§ **GOAL**
Copy every record word for word.

--- begin DATA FOR THIS EXERCISE ---

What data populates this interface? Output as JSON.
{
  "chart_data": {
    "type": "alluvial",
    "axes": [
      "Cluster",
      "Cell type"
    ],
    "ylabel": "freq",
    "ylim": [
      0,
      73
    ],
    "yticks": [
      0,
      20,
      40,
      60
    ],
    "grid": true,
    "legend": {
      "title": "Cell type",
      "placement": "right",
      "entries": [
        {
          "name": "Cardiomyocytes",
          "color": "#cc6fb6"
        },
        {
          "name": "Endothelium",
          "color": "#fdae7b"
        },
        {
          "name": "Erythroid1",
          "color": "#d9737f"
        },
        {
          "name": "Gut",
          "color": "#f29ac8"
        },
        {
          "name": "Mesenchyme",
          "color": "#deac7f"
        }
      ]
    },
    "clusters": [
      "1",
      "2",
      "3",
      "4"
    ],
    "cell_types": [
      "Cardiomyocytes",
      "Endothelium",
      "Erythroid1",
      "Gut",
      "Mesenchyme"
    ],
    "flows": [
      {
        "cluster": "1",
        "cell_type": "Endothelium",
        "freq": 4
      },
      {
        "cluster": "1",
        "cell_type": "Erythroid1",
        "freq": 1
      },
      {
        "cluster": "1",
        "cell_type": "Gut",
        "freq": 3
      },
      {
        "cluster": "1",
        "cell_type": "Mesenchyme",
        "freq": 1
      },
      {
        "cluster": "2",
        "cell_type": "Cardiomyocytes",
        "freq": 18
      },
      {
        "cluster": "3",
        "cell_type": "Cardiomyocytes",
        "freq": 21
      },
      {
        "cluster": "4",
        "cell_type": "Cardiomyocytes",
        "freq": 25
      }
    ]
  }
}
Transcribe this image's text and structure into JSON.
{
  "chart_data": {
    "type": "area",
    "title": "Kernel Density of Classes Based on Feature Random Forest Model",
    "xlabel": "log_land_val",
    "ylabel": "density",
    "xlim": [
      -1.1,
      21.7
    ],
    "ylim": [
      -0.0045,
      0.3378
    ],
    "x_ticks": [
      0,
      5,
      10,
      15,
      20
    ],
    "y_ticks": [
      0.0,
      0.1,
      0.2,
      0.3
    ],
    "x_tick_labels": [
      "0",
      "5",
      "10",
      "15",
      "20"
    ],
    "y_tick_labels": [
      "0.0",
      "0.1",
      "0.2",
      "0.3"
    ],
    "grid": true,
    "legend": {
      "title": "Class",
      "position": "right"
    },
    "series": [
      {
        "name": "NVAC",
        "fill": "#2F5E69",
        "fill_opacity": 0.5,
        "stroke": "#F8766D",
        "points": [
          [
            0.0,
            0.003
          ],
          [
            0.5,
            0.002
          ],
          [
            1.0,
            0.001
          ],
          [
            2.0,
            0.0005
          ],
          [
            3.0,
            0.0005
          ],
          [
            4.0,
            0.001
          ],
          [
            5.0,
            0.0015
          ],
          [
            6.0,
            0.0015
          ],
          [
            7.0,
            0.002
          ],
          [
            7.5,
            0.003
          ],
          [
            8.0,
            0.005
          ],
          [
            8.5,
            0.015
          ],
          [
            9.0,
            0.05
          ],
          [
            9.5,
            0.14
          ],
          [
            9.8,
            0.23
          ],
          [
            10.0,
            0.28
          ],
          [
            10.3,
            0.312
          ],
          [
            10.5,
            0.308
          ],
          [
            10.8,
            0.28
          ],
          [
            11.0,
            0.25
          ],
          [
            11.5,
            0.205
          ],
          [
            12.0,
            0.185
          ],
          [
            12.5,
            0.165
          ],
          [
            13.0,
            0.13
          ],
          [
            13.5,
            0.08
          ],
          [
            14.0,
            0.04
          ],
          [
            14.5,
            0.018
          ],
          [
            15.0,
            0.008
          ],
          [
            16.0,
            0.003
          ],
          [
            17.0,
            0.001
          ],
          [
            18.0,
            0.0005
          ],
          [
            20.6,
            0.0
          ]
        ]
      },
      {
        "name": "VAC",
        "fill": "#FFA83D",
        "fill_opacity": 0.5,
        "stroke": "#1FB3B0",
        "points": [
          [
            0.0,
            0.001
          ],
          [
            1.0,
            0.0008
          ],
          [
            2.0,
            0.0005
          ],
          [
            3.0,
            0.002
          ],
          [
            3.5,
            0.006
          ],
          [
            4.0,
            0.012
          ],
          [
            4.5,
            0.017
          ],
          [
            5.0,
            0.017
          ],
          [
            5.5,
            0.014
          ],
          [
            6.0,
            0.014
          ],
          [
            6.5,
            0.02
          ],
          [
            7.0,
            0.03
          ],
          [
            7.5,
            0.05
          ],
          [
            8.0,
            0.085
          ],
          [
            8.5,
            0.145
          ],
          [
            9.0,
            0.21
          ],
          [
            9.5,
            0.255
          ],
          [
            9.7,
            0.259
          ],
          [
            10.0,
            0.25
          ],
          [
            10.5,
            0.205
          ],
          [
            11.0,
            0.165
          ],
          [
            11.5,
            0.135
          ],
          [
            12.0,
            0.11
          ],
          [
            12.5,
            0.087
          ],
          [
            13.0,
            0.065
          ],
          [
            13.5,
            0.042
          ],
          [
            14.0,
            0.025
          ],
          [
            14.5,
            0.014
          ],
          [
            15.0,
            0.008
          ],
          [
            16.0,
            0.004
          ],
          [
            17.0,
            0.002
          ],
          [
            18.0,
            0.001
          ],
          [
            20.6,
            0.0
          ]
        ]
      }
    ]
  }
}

--- end DATA FOR THIS EXERCISE ---

§ **RESPONSE FOR THIS EXERCISE**
What data populates this interface? Output as JSON.
{
  "chart_data": {
    "type": "alluvial",
    "axes": [
      "Cluster",
      "Cell type"
    ],
    "ylabel": "freq",
    "ylim": [
      0,
      73
    ],
    "yticks": [
      0,
      20,
      40,
      60
    ],
    "grid": true,
    "legend": {
      "title": "Cell type",
      "placement": "right",
      "entries": [
        {
          "name": "Cardiomyocytes",
          "color": "#cc6fb6"
        },
        {
          "name": "Endothelium",
          "color": "#fdae7b"
        },
        {
          "name": "Erythroid1",
          "color": "#d9737f"
        },
        {
          "name": "Gut",
          "color": "#f29ac8"
        },
        {
          "name": "Mesenchyme",
          "color": "#deac7f"
        }
      ]
    },
    "clusters": [
      "1",
      "2",
      "3",
      "4"
    ],
    "cell_types": [
      "Cardiomyocytes",
      "Endothelium",
      "Erythroid1",
      "Gut",
      "Mesenchyme"
    ],
    "flows": [
      {
        "cluster": "1",
        "cell_type": "Endothelium",
        "freq": 4
      },
      {
        "cluster": "1",
        "cell_type": "Erythroid1",
        "freq": 1
      },
      {
        "cluster": "1",
        "cell_type": "Gut",
        "freq": 3
      },
      {
        "cluster": "1",
        "cell_type": "Mesenchyme",
        "freq": 1
      },
      {
        "cluster": "2",
        "cell_type": "Cardiomyocytes",
        "freq": 18
      },
      {
        "cluster": "3",
        "cell_type": "Cardiomyocytes",
        "freq": 21
      },
      {
        "cluster": "4",
        "cell_type": "Cardiomyocytes",
        "freq": 25
      }
    ]
  }
}
Transcribe this image's text and structure into JSON.
{
  "chart_data": {
    "type": "area",
    "title": "Kernel Density of Classes Based on Feature Random Forest Model",
    "xlabel": "log_land_val",
    "ylabel": "density",
    "xlim": [
      -1.1,
      21.7
    ],
    "ylim": [
      -0.0045,
      0.3378
    ],
    "x_ticks": [
      0,
      5,
      10,
      15,
      20
    ],
    "y_ticks": [
      0.0,
      0.1,
      0.2,
      0.3
    ],
    "x_tick_labels": [
      "0",
      "5",
      "10",
      "15",
      "20"
    ],
    "y_tick_labels": [
      "0.0",
      "0.1",
      "0.2",
      "0.3"
    ],
    "grid": true,
    "legend": {
      "title": "Class",
      "position": "right"
    },
    "series": [
      {
        "name": "NVAC",
        "fill": "#2F5E69",
        "fill_opacity": 0.5,
        "stroke": "#F8766D",
        "points": [
          [
            0.0,
            0.003
          ],
          [
            0.5,
            0.002
          ],
          [
            1.0,
            0.001
          ],
          [
            2.0,
            0.0005
          ],
          [
            3.0,
            0.0005
          ],
          [
            4.0,
            0.001
          ],
          [
            5.0,
            0.0015
          ],
          [
            6.0,
            0.0015
          ],
          [
            7.0,
            0.002
          ],
          [
            7.5,
            0.003
          ],
          [
            8.0,
            0.005
          ],
          [
            8.5,
            0.015
          ],
          [
            9.0,
            0.05
          ],
          [
            9.5,
            0.14
          ],
          [
            9.8,
            0.23
          ],
          [
            10.0,
            0.28
          ],
          [
            10.3,
            0.312
          ],
          [
            10.5,
            0.308
          ],
          [
            10.8,
            0.28
          ],
          [
            11.0,
            0.25
          ],
          [
            11.5,
            0.205
          ],
          [
            12.0,
            0.185
          ],
          [
            12.5,
            0.165
          ],
          [
            13.0,
            0.13
          ],
          [
            13.5,
            0.08
          ],
          [
            14.0,
            0.04
          ],
          [
            14.5,
            0.018
          ],
          [
            15.0,
            0.008
          ],
          [
            16.0,
            0.003
          ],
          [
            17.0,
            0.001
          ],
          [
            18.0,
            0.0005
          ],
          [
            20.6,
            0.0
          ]
        ]
      },
      {
        "name": "VAC",
        "fill": "#FFA83D",
        "fill_opacity": 0.5,
        "stroke": "#1FB3B0",
        "points": [
          [
            0.0,
            0.001
          ],
          [
            1.0,
            0.0008
          ],
          [
            2.0,
            0.0005
          ],
          [
            3.0,
            0.002
          ],
          [
            3.5,
            0.006
          ],
          [
            4.0,
            0.012
          ],
          [
            4.5,
            0.017
          ],
          [
            5.0,
            0.017
          ],
          [
            5.5,
            0.014
          ],
          [
            6.0,
            0.014
          ],
          [
            6.5,
            0.02
          ],
          [
            7.0,
            0.03
          ],
          [
            7.5,
            0.05
          ],
          [
            8.0,
            0.085
          ],
          [
            8.5,
            0.145
          ],
          [
            9.0,
            0.21
          ],
          [
            9.5,
            0.255
          ],
          [
            9.7,
            0.259
          ],
          [
            10.0,
            0.25
          ],
          [
            10.5,
            0.205
          ],
          [
            11.0,
            0.165
          ],
          [
            11.5,
            0.135
          ],
          [
            12.0,
            0.11
          ],
          [
            12.5,
            0.087
          ],
          [
            13.0,
            0.065
          ],
          [
            13.5,
            0.042
          ],
          [
            14.0,
            0.025
          ],
          [
            14.5,
            0.014
          ],
          [
            15.0,
            0.008
          ],
          [
            16.0,
            0.004
          ],
          [
            17.0,
            0.002
          ],
          [
            18.0,
            0.001
          ],
          [
            20.6,
            0.0
          ]
        ]
      }
    ]
  }
}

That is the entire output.